DATA FOR THIS EXERCISE:
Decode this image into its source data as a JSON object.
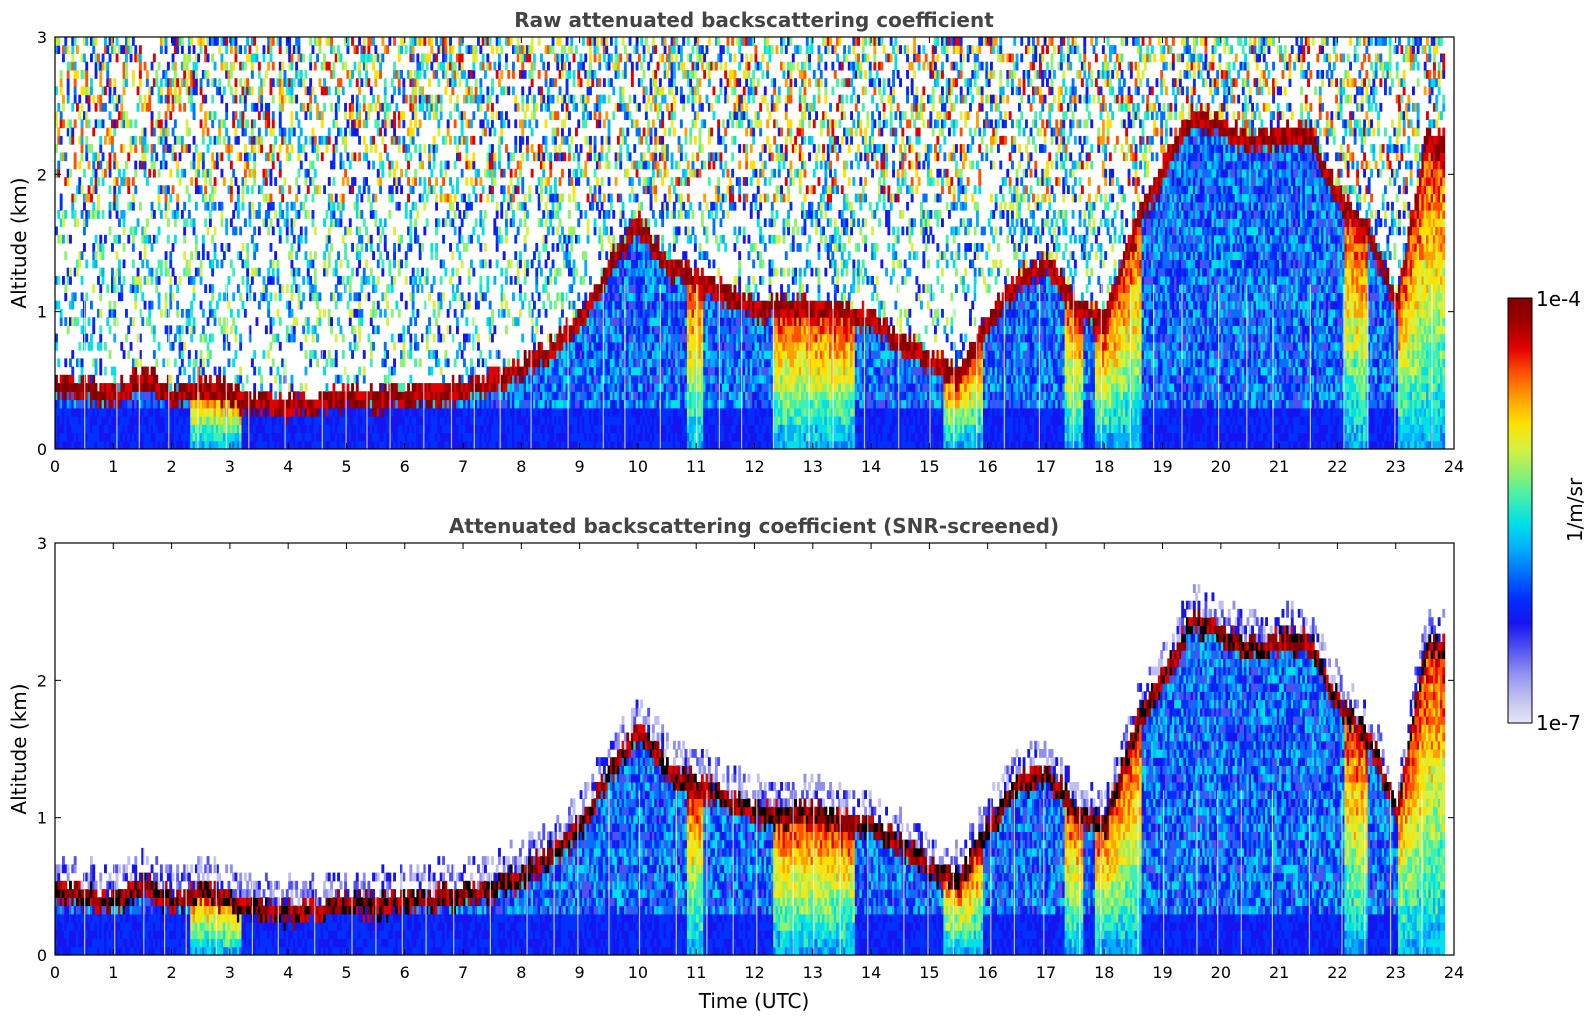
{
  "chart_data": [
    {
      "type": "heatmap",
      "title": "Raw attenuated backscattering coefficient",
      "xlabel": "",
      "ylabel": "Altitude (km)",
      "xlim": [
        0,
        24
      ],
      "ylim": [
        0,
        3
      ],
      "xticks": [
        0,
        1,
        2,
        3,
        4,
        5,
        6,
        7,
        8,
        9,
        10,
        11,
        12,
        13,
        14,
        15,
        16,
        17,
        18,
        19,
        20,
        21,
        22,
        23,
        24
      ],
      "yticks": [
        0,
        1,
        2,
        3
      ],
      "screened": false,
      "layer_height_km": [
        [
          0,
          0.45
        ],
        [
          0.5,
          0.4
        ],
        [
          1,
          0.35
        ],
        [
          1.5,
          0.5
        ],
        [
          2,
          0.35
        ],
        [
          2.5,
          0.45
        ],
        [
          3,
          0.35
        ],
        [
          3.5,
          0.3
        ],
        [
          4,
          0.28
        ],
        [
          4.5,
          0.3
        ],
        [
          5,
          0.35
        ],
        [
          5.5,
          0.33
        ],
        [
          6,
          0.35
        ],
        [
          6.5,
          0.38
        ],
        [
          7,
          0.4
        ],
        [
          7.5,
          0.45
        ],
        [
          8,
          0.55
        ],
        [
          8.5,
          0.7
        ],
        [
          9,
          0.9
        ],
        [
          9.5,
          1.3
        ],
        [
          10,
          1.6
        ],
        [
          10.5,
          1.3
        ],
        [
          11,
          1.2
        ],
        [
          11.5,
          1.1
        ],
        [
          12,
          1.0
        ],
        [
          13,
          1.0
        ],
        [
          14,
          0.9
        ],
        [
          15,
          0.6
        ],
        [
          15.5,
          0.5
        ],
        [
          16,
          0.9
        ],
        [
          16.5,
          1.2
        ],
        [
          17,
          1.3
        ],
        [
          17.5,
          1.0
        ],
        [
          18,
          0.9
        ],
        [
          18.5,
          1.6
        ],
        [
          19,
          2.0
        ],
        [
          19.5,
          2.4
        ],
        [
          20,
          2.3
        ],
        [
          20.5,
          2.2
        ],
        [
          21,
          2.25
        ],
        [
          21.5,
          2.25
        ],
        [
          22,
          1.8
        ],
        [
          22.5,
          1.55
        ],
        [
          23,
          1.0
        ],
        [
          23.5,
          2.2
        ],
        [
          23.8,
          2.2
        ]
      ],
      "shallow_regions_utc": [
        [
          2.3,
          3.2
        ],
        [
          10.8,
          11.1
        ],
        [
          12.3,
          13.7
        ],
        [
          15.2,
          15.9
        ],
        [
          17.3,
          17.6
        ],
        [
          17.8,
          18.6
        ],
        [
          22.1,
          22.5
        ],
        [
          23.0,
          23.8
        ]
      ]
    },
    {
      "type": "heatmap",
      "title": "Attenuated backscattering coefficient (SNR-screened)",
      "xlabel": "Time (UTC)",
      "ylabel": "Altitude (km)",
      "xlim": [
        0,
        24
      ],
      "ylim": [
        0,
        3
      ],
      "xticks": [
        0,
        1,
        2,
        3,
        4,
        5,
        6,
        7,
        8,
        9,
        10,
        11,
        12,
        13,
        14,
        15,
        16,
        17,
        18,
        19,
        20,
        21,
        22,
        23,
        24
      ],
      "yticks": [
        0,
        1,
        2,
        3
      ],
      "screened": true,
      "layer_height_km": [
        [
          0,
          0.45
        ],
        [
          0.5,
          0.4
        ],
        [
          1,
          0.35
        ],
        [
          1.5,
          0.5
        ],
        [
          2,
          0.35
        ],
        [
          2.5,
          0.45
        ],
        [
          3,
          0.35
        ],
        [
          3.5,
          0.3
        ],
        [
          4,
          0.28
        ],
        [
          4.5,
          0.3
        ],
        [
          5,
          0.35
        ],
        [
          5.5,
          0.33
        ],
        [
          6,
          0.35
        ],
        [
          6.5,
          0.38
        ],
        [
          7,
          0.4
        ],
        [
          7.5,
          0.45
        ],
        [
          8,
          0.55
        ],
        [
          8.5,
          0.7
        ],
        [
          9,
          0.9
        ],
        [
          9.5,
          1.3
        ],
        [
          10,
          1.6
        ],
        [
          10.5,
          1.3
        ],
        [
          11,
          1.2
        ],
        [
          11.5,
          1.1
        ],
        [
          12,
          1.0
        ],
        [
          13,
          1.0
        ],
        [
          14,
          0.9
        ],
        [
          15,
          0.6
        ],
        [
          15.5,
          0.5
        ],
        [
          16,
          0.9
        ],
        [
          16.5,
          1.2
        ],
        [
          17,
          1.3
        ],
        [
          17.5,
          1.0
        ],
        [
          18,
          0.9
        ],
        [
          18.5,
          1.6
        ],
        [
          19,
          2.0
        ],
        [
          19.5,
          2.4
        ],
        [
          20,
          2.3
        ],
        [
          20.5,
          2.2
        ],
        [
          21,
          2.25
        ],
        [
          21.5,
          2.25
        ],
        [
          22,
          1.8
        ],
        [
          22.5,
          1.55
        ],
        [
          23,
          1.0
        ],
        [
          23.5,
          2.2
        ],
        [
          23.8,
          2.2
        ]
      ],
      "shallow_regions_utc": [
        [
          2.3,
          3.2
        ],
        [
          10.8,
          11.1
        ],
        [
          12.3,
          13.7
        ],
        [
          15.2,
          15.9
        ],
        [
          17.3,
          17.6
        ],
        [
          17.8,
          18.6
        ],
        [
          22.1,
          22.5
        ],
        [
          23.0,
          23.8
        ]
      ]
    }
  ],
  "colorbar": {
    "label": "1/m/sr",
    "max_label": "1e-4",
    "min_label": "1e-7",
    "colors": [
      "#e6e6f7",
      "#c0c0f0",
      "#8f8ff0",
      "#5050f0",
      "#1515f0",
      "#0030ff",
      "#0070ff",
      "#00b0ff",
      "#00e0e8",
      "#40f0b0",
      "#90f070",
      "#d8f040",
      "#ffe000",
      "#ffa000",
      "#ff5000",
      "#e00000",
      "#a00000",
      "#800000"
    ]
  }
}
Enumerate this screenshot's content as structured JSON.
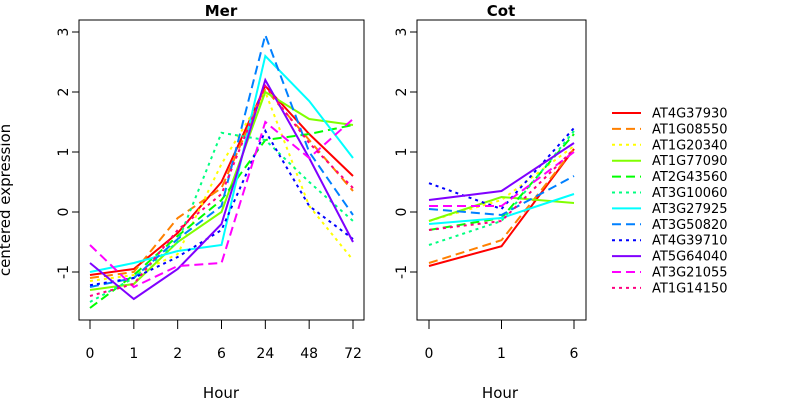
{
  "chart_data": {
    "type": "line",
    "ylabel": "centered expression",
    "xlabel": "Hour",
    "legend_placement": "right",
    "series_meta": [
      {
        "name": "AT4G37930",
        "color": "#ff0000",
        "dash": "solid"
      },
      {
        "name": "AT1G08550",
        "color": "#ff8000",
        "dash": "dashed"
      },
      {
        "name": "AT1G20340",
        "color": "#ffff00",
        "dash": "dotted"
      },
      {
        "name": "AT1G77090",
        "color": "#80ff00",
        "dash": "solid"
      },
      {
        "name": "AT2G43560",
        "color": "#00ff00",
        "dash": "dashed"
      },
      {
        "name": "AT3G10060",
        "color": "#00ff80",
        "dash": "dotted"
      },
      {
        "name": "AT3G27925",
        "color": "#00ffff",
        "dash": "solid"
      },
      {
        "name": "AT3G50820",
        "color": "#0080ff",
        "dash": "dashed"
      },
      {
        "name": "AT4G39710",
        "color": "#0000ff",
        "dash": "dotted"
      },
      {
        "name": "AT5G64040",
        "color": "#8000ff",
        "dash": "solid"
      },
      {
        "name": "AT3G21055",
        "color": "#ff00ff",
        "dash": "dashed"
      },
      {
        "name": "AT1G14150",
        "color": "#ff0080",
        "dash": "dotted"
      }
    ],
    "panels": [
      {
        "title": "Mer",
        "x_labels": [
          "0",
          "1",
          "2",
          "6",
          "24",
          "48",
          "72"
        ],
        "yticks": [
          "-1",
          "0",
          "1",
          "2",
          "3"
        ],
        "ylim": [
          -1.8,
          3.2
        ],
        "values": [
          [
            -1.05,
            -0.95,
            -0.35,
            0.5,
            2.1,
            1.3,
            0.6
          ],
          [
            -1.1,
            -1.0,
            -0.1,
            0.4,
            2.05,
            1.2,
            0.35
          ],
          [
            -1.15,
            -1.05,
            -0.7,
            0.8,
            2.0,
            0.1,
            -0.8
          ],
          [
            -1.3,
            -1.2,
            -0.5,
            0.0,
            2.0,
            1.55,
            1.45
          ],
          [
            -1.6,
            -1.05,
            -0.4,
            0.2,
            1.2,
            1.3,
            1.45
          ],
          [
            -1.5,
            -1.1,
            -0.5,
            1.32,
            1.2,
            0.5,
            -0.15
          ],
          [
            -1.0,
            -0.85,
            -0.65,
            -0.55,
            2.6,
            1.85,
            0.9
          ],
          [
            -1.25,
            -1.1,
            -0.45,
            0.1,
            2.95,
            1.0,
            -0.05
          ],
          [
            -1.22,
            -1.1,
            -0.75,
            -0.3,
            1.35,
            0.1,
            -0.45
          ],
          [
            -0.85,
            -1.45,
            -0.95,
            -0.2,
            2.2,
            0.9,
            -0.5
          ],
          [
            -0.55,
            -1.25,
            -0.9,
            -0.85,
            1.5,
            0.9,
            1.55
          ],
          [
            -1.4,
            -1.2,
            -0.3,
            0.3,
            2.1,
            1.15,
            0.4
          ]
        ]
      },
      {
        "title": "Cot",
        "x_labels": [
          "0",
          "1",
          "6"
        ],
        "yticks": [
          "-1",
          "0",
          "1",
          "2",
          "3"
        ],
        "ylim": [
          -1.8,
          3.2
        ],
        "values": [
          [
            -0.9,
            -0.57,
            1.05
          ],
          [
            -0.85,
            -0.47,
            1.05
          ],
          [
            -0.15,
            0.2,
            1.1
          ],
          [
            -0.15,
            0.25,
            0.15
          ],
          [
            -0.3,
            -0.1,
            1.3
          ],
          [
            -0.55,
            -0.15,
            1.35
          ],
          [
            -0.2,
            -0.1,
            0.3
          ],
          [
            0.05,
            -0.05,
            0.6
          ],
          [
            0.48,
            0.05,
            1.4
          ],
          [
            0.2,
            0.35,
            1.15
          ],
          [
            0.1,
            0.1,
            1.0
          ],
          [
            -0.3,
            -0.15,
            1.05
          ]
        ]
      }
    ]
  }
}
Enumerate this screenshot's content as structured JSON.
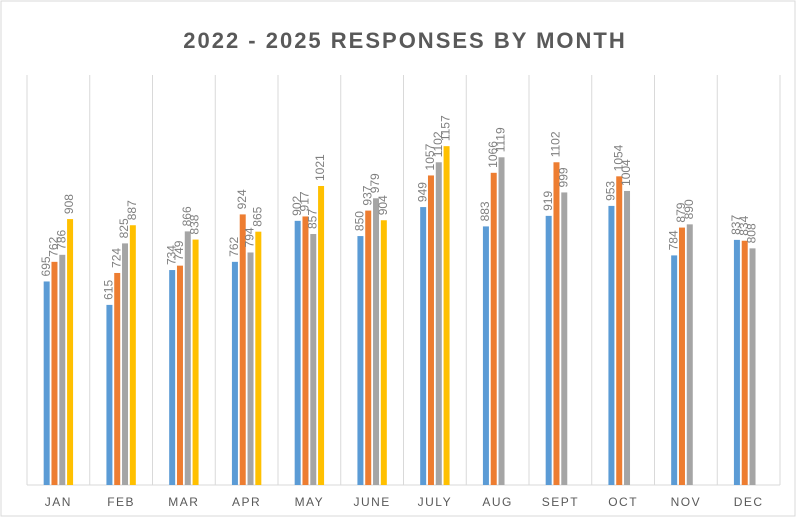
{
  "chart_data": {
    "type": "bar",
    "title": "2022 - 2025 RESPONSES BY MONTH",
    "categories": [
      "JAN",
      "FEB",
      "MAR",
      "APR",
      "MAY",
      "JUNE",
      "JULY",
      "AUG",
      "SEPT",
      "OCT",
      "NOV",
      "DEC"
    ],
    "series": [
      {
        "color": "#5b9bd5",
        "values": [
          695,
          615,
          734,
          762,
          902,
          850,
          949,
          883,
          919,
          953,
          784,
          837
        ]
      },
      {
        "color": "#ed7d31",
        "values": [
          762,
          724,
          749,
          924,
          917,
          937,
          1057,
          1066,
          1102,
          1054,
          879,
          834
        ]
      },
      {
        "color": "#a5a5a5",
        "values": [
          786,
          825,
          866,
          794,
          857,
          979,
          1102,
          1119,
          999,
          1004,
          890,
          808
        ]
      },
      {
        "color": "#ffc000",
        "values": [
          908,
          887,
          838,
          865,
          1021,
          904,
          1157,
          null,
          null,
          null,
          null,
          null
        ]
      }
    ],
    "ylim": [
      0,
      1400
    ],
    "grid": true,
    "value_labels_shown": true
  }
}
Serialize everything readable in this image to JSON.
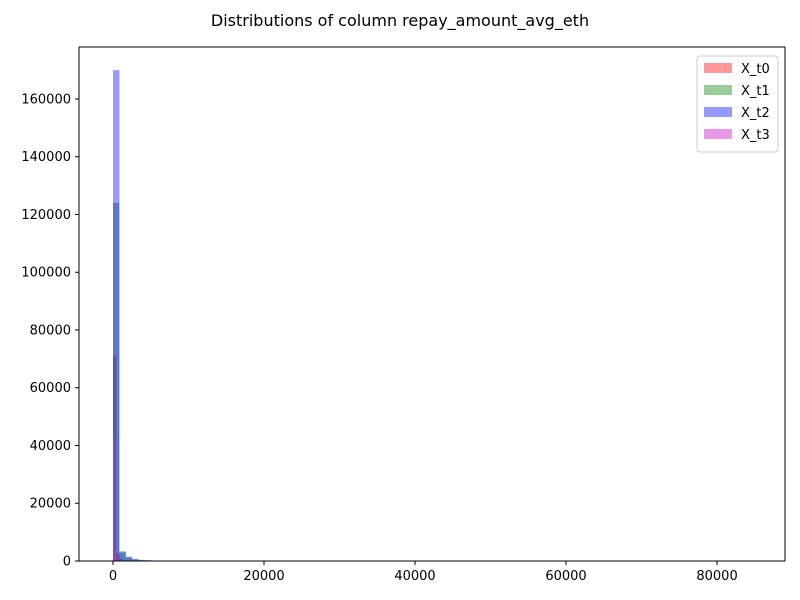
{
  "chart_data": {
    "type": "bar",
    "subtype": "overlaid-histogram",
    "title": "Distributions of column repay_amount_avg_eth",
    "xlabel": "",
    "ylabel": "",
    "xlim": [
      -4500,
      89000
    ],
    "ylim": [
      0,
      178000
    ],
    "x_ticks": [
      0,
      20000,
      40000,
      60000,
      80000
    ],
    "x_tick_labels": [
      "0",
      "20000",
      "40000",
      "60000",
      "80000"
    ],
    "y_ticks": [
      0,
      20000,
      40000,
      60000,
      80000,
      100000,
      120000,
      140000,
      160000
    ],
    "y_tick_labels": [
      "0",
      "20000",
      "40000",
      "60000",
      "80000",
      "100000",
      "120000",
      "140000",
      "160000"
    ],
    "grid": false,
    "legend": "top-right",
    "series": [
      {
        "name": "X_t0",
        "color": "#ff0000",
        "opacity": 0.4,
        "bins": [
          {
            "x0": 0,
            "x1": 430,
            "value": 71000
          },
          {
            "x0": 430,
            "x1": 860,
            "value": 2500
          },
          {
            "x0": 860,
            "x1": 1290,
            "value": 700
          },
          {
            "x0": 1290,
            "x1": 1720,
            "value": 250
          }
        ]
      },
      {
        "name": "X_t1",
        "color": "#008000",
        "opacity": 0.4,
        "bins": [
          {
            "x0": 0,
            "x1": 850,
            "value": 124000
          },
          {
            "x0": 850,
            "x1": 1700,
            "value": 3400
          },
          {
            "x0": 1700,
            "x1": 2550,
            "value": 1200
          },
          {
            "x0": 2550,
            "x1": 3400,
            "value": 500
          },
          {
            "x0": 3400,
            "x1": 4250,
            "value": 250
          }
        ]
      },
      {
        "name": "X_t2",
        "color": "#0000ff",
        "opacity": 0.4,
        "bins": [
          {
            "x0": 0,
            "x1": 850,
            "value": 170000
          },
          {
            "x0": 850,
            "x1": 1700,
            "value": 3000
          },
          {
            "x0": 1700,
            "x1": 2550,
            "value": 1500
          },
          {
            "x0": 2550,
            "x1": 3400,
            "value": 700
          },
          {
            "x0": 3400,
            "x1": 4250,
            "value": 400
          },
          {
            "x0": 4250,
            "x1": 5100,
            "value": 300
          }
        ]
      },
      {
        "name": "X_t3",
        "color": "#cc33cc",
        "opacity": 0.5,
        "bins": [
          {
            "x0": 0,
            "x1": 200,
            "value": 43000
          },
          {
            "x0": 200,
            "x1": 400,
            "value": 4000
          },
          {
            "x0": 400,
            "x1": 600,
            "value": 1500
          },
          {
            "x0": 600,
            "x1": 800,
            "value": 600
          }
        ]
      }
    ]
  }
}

PROMPT: Only lines with the string "xlabel" belong in your answer; copy each one.

FINISHED EXERCISE:
      "xlabel": "",
      "xlabel": "Time (UTC)",
    "xlabel": "Hour",
    "xlabel": "",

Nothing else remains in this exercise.